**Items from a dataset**

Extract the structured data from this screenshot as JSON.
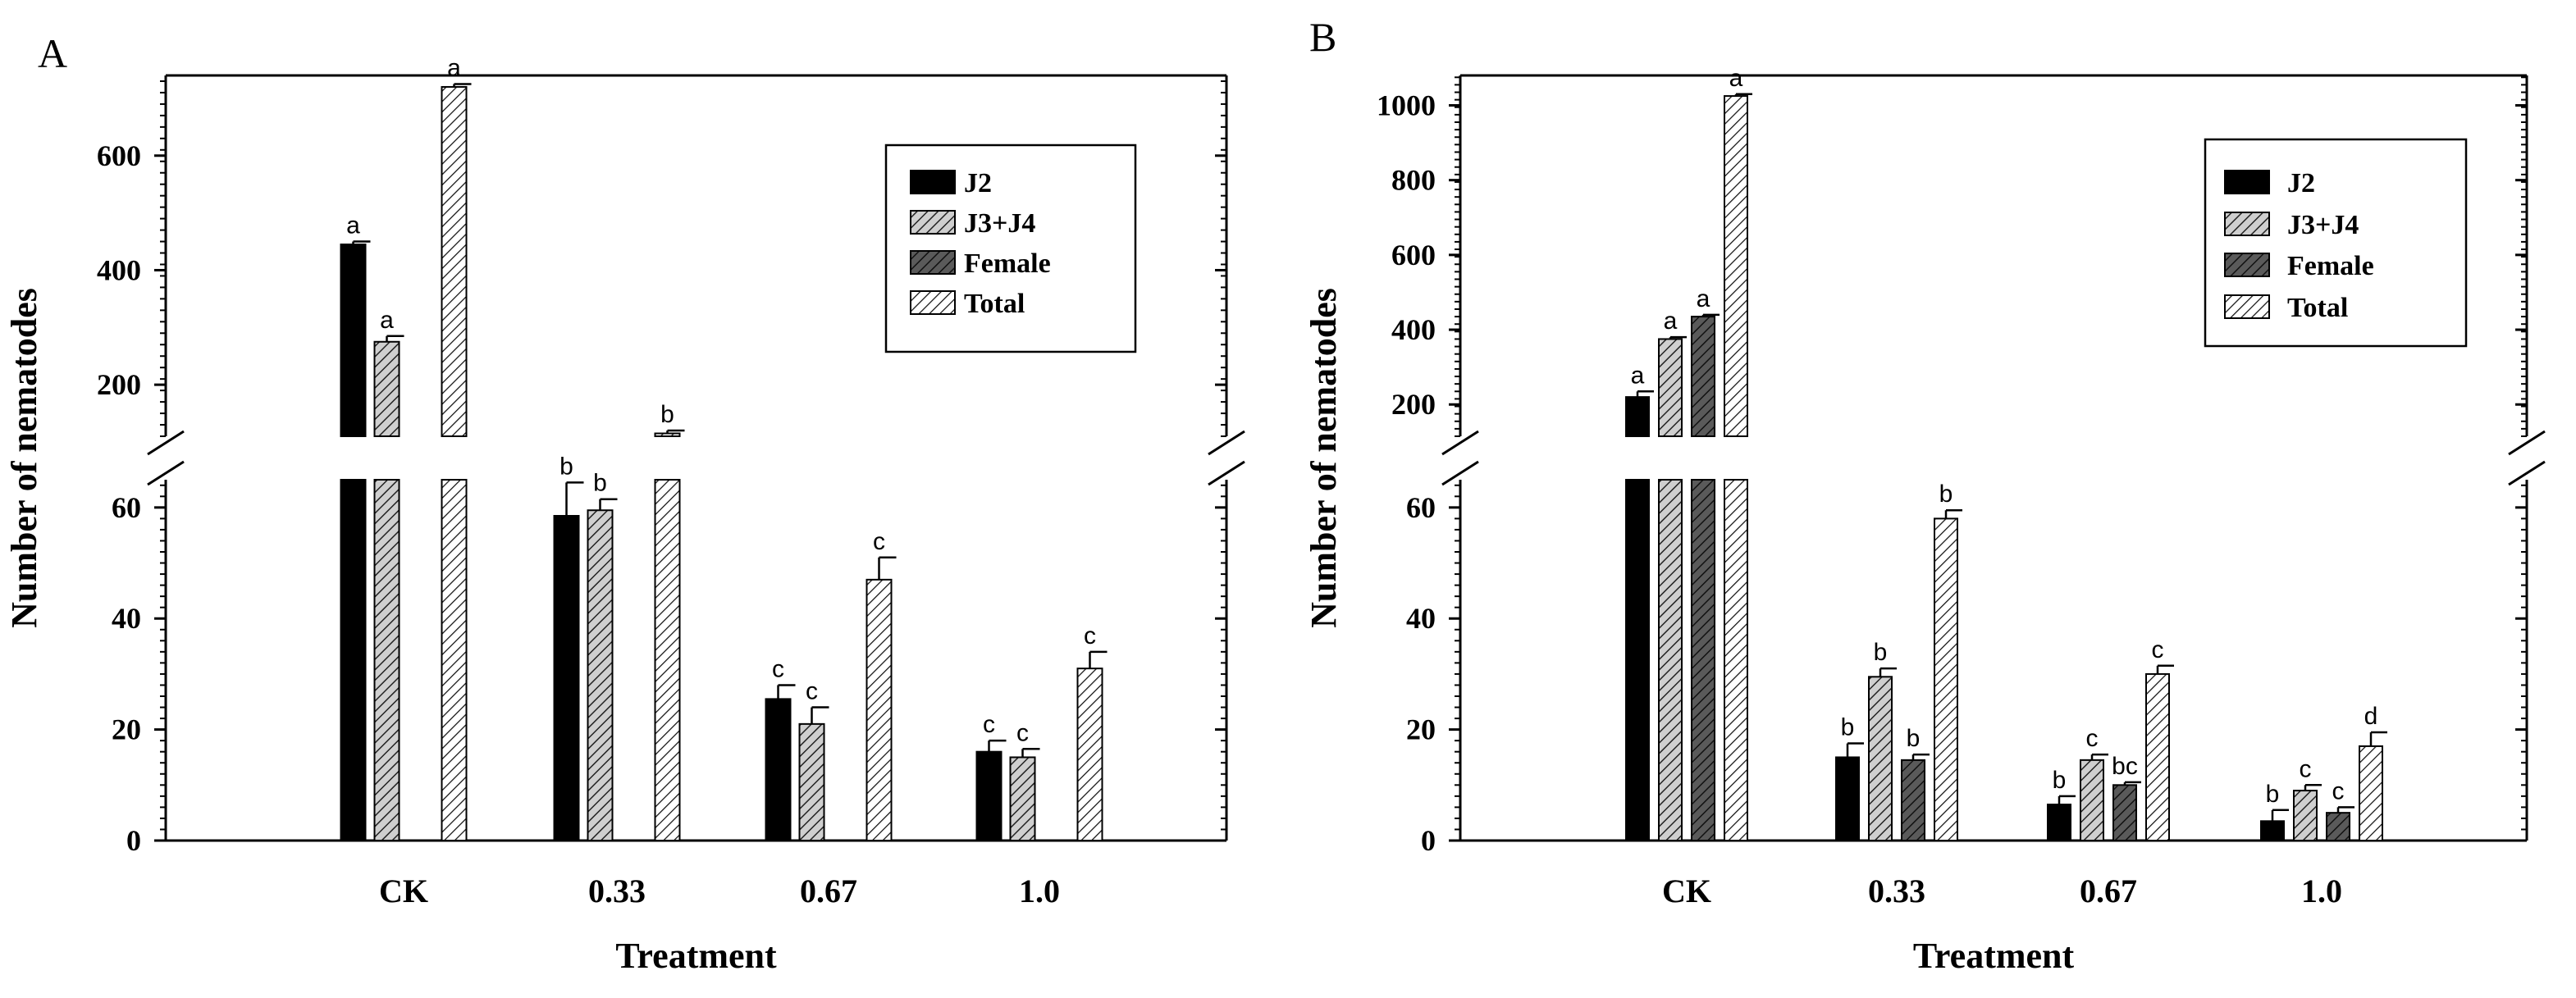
{
  "chart_data": [
    {
      "panel": "A",
      "type": "bar",
      "xlabel": "Treatment",
      "ylabel": "Number of nematodes",
      "categories": [
        "CK",
        "0.33",
        "0.67",
        "1.0"
      ],
      "axis_break": {
        "lower_range": [
          0,
          65
        ],
        "upper_range": [
          110,
          740
        ]
      },
      "lower_ticks": [
        "0",
        "20",
        "40",
        "60"
      ],
      "upper_ticks": [
        "200",
        "400",
        "600"
      ],
      "lower_tick_values": [
        0,
        20,
        40,
        60
      ],
      "upper_tick_values": [
        200,
        400,
        600
      ],
      "legend_position": "top-right",
      "series": [
        {
          "name": "J2",
          "pattern": "solid",
          "values": [
            445,
            58.5,
            25.5,
            16
          ],
          "errors": [
            5,
            6,
            2.5,
            2
          ],
          "labels": [
            "a",
            "b",
            "c",
            "c"
          ]
        },
        {
          "name": "J3+J4",
          "pattern": "hatch-light",
          "values": [
            275,
            59.5,
            21,
            15
          ],
          "errors": [
            10,
            2,
            3,
            1.5
          ],
          "labels": [
            "a",
            "b",
            "c",
            "c"
          ]
        },
        {
          "name": "Female",
          "pattern": "hatch-dark",
          "values": [
            null,
            null,
            null,
            null
          ],
          "errors": [
            null,
            null,
            null,
            null
          ],
          "labels": [
            "",
            "",
            "",
            ""
          ]
        },
        {
          "name": "Total",
          "pattern": "hatch-white",
          "values": [
            720,
            115,
            47,
            31
          ],
          "errors": [
            5,
            5,
            4,
            3
          ],
          "labels": [
            "a",
            "b",
            "c",
            "c"
          ]
        }
      ]
    },
    {
      "panel": "B",
      "type": "bar",
      "xlabel": "Treatment",
      "ylabel": "Number of nematodes",
      "categories": [
        "CK",
        "0.33",
        "0.67",
        "1.0"
      ],
      "axis_break": {
        "lower_range": [
          0,
          65
        ],
        "upper_range": [
          115,
          1080
        ]
      },
      "lower_ticks": [
        "0",
        "20",
        "40",
        "60"
      ],
      "upper_ticks": [
        "200",
        "400",
        "600",
        "800",
        "1000"
      ],
      "lower_tick_values": [
        0,
        20,
        40,
        60
      ],
      "upper_tick_values": [
        200,
        400,
        600,
        800,
        1000
      ],
      "legend_position": "top-right",
      "series": [
        {
          "name": "J2",
          "pattern": "solid",
          "values": [
            220,
            15,
            6.5,
            3.5
          ],
          "errors": [
            15,
            2.5,
            1.5,
            2
          ],
          "labels": [
            "a",
            "b",
            "b",
            "b"
          ]
        },
        {
          "name": "J3+J4",
          "pattern": "hatch-light",
          "values": [
            375,
            29.5,
            14.5,
            9
          ],
          "errors": [
            5,
            1.5,
            1,
            1
          ],
          "labels": [
            "a",
            "b",
            "c",
            "c"
          ]
        },
        {
          "name": "Female",
          "pattern": "hatch-dark",
          "values": [
            435,
            14.5,
            10,
            5
          ],
          "errors": [
            5,
            1,
            0.5,
            1
          ],
          "labels": [
            "a",
            "b",
            "bc",
            "c"
          ]
        },
        {
          "name": "Total",
          "pattern": "hatch-white",
          "values": [
            1025,
            58,
            30,
            17
          ],
          "errors": [
            5,
            1.5,
            1.5,
            2.5
          ],
          "labels": [
            "a",
            "b",
            "c",
            "d"
          ]
        }
      ]
    }
  ]
}
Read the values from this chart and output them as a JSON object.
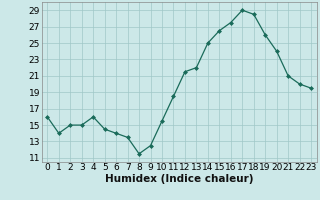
{
  "x": [
    0,
    1,
    2,
    3,
    4,
    5,
    6,
    7,
    8,
    9,
    10,
    11,
    12,
    13,
    14,
    15,
    16,
    17,
    18,
    19,
    20,
    21,
    22,
    23
  ],
  "y": [
    16,
    14,
    15,
    15,
    16,
    14.5,
    14,
    13.5,
    11.5,
    12.5,
    15.5,
    18.5,
    21.5,
    22,
    25,
    26.5,
    27.5,
    29,
    28.5,
    26,
    24,
    21,
    20,
    19.5
  ],
  "line_color": "#1a6b5a",
  "marker_color": "#1a6b5a",
  "bg_color": "#cce8e8",
  "grid_color": "#a0c8c8",
  "xlabel": "Humidex (Indice chaleur)",
  "xlim": [
    -0.5,
    23.5
  ],
  "ylim": [
    10.5,
    30
  ],
  "yticks": [
    11,
    13,
    15,
    17,
    19,
    21,
    23,
    25,
    27,
    29
  ],
  "xticks": [
    0,
    1,
    2,
    3,
    4,
    5,
    6,
    7,
    8,
    9,
    10,
    11,
    12,
    13,
    14,
    15,
    16,
    17,
    18,
    19,
    20,
    21,
    22,
    23
  ],
  "fontsize_label": 7.5,
  "fontsize_tick": 6.5
}
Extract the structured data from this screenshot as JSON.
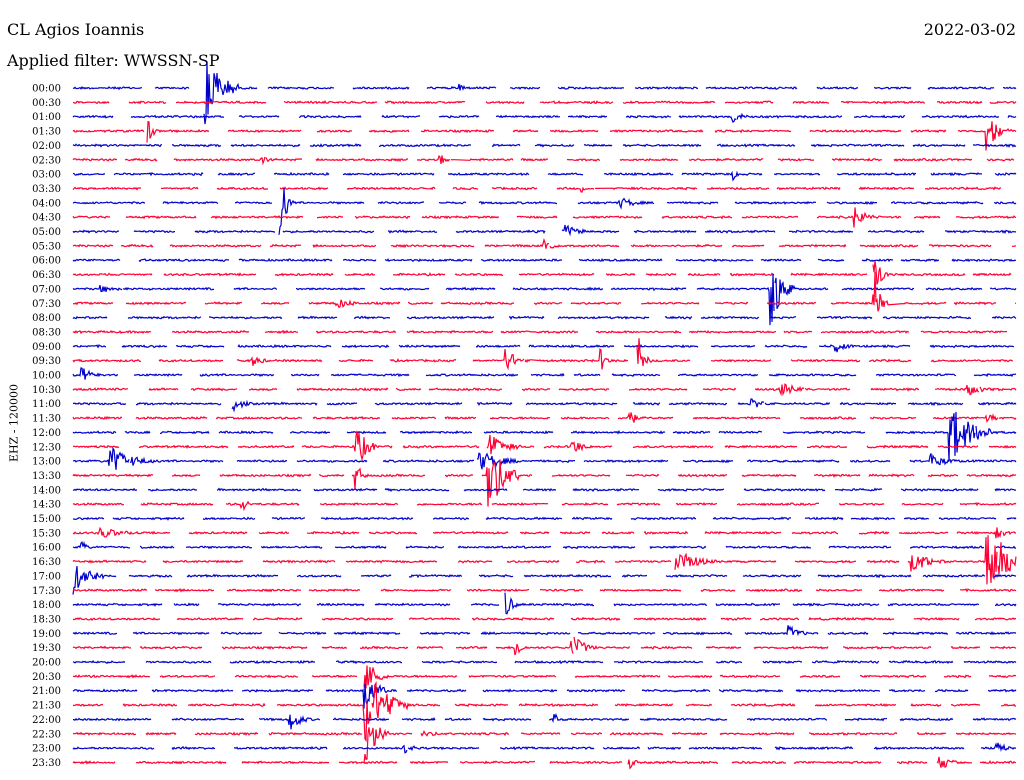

**INSTRUCTIONS FOR THE TASK**
Copy exactly the lines from the line containing "Read the values" through the last line of the records, both included, and omit every picture.

**FULL ANSWER**
Read the values from this chart and output them as a JSON object.
{
  "x": [
    0,
    1,
    2,
    3,
    4,
    5,
    6,
    7,
    8,
    9,
    10,
    11,
    12,
    13,
    14,
    15,
    16,
    17,
    18,
    19,
    20,
    21,
    22,
    23
  ],
  "y": [
    16,
    14,
    15,
    15,
    16,
    14.5,
    14,
    13.5,
    11.5,
    12.5,
    15.5,
    18.5,
    21.5,
    22,
    25,
    26.5,
    27.5,
    29,
    28.5,
    26,
    24,
    21,
    20,
    19.5
  ],
  "line_color": "#1a6b5a",
  "marker_color": "#1a6b5a",
  "bg_color": "#cce8e8",
  "grid_color": "#a0c8c8",
  "xlabel": "Humidex (Indice chaleur)",
  "xlim": [
    -0.5,
    23.5
  ],
  "ylim": [
    10.5,
    30
  ],
  "yticks": [
    11,
    13,
    15,
    17,
    19,
    21,
    23,
    25,
    27,
    29
  ],
  "xticks": [
    0,
    1,
    2,
    3,
    4,
    5,
    6,
    7,
    8,
    9,
    10,
    11,
    12,
    13,
    14,
    15,
    16,
    17,
    18,
    19,
    20,
    21,
    22,
    23
  ],
  "fontsize_label": 7.5,
  "fontsize_tick": 6.5
}
Extract the structured data from this screenshot as JSON.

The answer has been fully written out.